* **DIRECTIVE**
Restate the listing that follows word for word, without its pictures.
╭─ ROWS
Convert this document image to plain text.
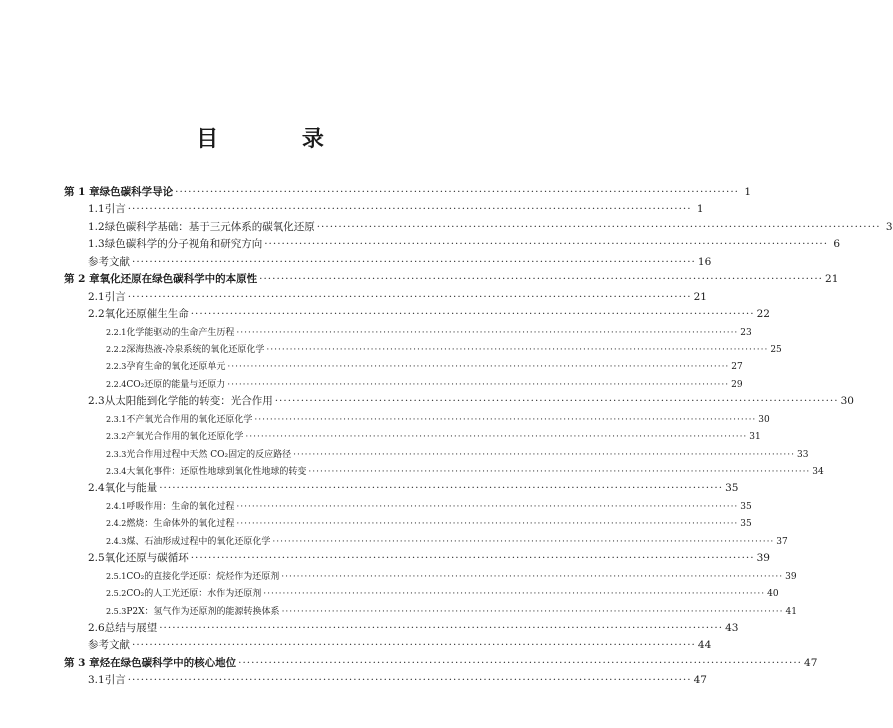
目 录
第 1 章 绿色碳科学导论 ·····	1
1.1 引言 ·····	1
1.2 绿色碳科学基础：基于三元体系的碳氧化还原 ·····	3
1.3 绿色碳科学的分子视角和研究方向 ·····	6
参考文献 ·····	16
第 2 章 氧化还原在绿色碳科学中的本原性 ·····	21
2.1 引言 ·····	21
2.2 氧化还原催生生命 ·····	22
2.2.1 化学能驱动的生命产生历程 ·····	23
2.2.2 深海热液-冷泉系统的氧化还原化学 ·····	25
2.2.3 孕育生命的氧化还原单元 ·····	27
2.2.4 CO₂还原的能量与还原力 ·····	29
2.3 从太阳能到化学能的转变：光合作用 ·····	30
2.3.1 不产氧光合作用的氧化还原化学 ·····	30
2.3.2 产氧光合作用的氧化还原化学 ·····	31
2.3.3 光合作用过程中天然 CO₂固定的反应路径 ·····	33
2.3.4 大氧化事件：还原性地球到氧化性地球的转变 ·····	34
2.4 氧化与能量 ·····	35
2.4.1 呼吸作用：生命的氧化过程 ·····	35
2.4.2 燃烧：生命体外的氧化过程 ·····	35
2.4.3 煤、石油形成过程中的氧化还原化学 ·····	37
2.5 氧化还原与碳循环 ·····	39
2.5.1 CO₂的直接化学还原：烷烃作为还原剂 ·····	39
2.5.2 CO₂的人工光还原：水作为还原剂 ·····	40
2.5.3 P2X：氢气作为还原剂的能源转换体系 ·····	41
2.6 总结与展望 ·····	43
参考文献 ·····	44
第 3 章 烃在绿色碳科学中的核心地位 ·····	47
3.1 引言 ·····	47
╰─
* **RESULT OF THIS EXERCISE**
Convert this document image to plain text.
目 录
第 1 章 绿色碳科学导论 ·····	1
1.1 引言 ·····	1
1.2 绿色碳科学基础：基于三元体系的碳氧化还原 ·····	3
1.3 绿色碳科学的分子视角和研究方向 ·····	6
参考文献 ·····	16
第 2 章 氧化还原在绿色碳科学中的本原性 ·····	21
2.1 引言 ·····	21
2.2 氧化还原催生生命 ·····	22
2.2.1 化学能驱动的生命产生历程 ·····	23
2.2.2 深海热液-冷泉系统的氧化还原化学 ·····	25
2.2.3 孕育生命的氧化还原单元 ·····	27
2.2.4 CO₂还原的能量与还原力 ·····	29
2.3 从太阳能到化学能的转变：光合作用 ·····	30
2.3.1 不产氧光合作用的氧化还原化学 ·····	30
2.3.2 产氧光合作用的氧化还原化学 ·····	31
2.3.3 光合作用过程中天然 CO₂固定的反应路径 ·····	33
2.3.4 大氧化事件：还原性地球到氧化性地球的转变 ·····	34
2.4 氧化与能量 ·····	35
2.4.1 呼吸作用：生命的氧化过程 ·····	35
2.4.2 燃烧：生命体外的氧化过程 ·····	35
2.4.3 煤、石油形成过程中的氧化还原化学 ·····	37
2.5 氧化还原与碳循环 ·····	39
2.5.1 CO₂的直接化学还原：烷烃作为还原剂 ·····	39
2.5.2 CO₂的人工光还原：水作为还原剂 ·····	40
2.5.3 P2X：氢气作为还原剂的能源转换体系 ·····	41
2.6 总结与展望 ·····	43
参考文献 ·····	44
第 3 章 烃在绿色碳科学中的核心地位 ·····	47
3.1 引言 ·····	47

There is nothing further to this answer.